[Begin]

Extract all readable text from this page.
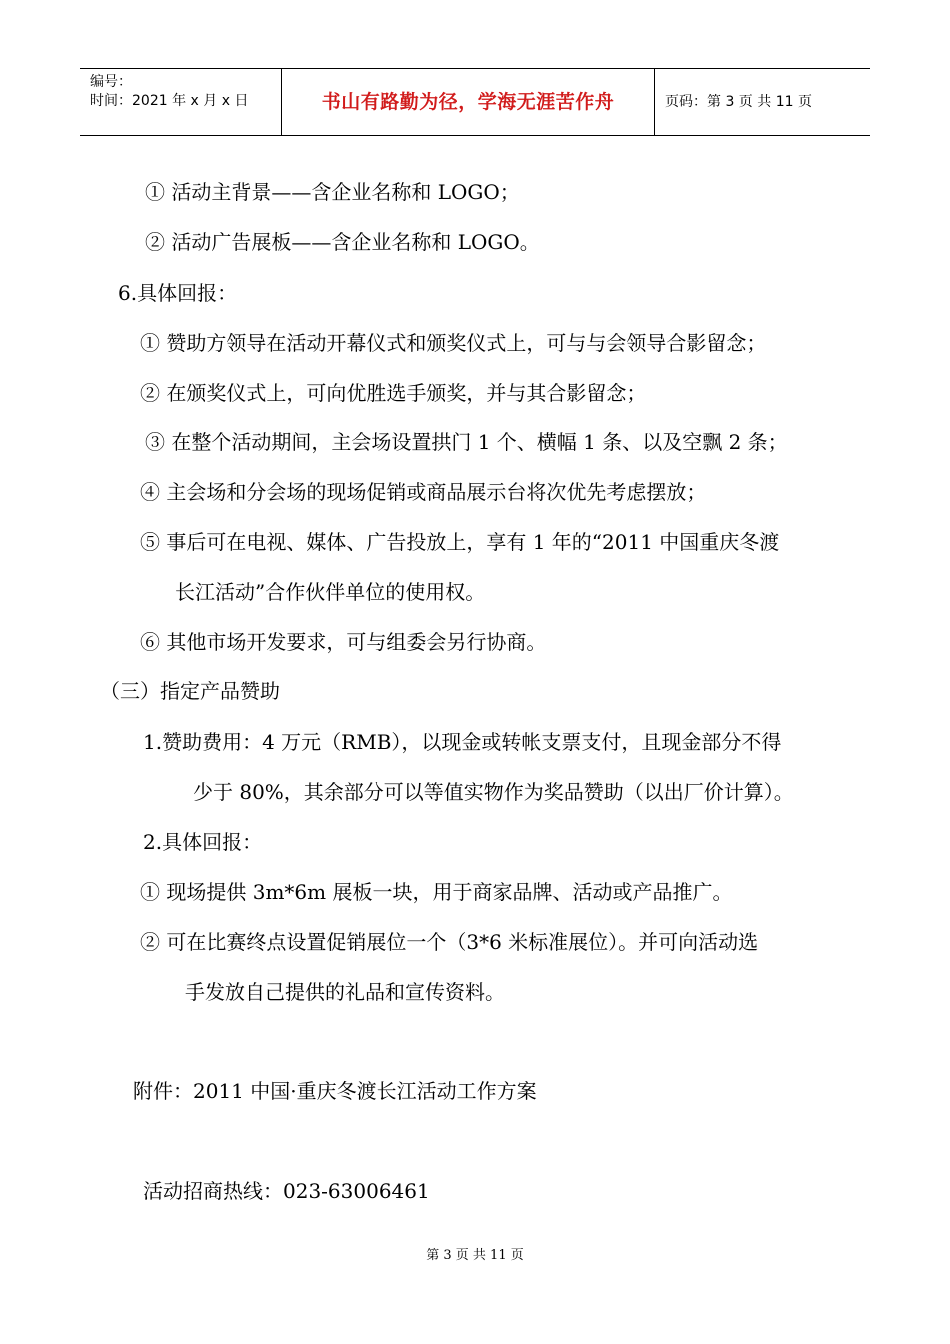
编号：
时间：2021 年 x 月 x 日	书山有路勤为径，学海无涯苦作舟	页码：第 3 页 共 11 页
① 活动主背景——含企业名称和 LOGO；
② 活动广告展板——含企业名称和 LOGO。
6.具体回报：
① 赞助方领导在活动开幕仪式和颁奖仪式上，可与与会领导合影留念；
② 在颁奖仪式上，可向优胜选手颁奖，并与其合影留念；
③ 在整个活动期间，主会场设置拱门 1 个、横幅 1 条、以及空飘 2 条；
④ 主会场和分会场的现场促销或商品展示台将次优先考虑摆放；
⑤ 事后可在电视、媒体、广告投放上，享有 1 年的“2011 中国重庆冬渡
长江活动”合作伙伴单位的使用权。
⑥ 其他市场开发要求，可与组委会另行协商。
（三）指定产品赞助
1.赞助费用：4 万元（RMB），以现金或转帐支票支付，且现金部分不得
少于 80%，其余部分可以等值实物作为奖品赞助（以出厂价计算）。
2.具体回报：
① 现场提供 3m*6m 展板一块，用于商家品牌、活动或产品推广。
② 可在比赛终点设置促销展位一个（3*6 米标准展位）。并可向活动选
手发放自己提供的礼品和宣传资料。
附件：2011 中国·重庆冬渡长江活动工作方案
活动招商热线：023-63006461
第 3 页 共 11 页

[End]

(Exercise aim)
Copy out all the data exactly; skip the pictures.

(Answer to the problem)
Extract all readable text from this page.
编号：
时间：2021 年 x 月 x 日	书山有路勤为径，学海无涯苦作舟	页码：第 3 页 共 11 页
① 活动主背景——含企业名称和 LOGO；
② 活动广告展板——含企业名称和 LOGO。
6.具体回报：
① 赞助方领导在活动开幕仪式和颁奖仪式上，可与与会领导合影留念；
② 在颁奖仪式上，可向优胜选手颁奖，并与其合影留念；
③ 在整个活动期间，主会场设置拱门 1 个、横幅 1 条、以及空飘 2 条；
④ 主会场和分会场的现场促销或商品展示台将次优先考虑摆放；
⑤ 事后可在电视、媒体、广告投放上，享有 1 年的“2011 中国重庆冬渡
长江活动”合作伙伴单位的使用权。
⑥ 其他市场开发要求，可与组委会另行协商。
（三）指定产品赞助
1.赞助费用：4 万元（RMB），以现金或转帐支票支付，且现金部分不得
少于 80%，其余部分可以等值实物作为奖品赞助（以出厂价计算）。
2.具体回报：
① 现场提供 3m*6m 展板一块，用于商家品牌、活动或产品推广。
② 可在比赛终点设置促销展位一个（3*6 米标准展位）。并可向活动选
手发放自己提供的礼品和宣传资料。
附件：2011 中国·重庆冬渡长江活动工作方案
活动招商热线：023-63006461
第 3 页 共 11 页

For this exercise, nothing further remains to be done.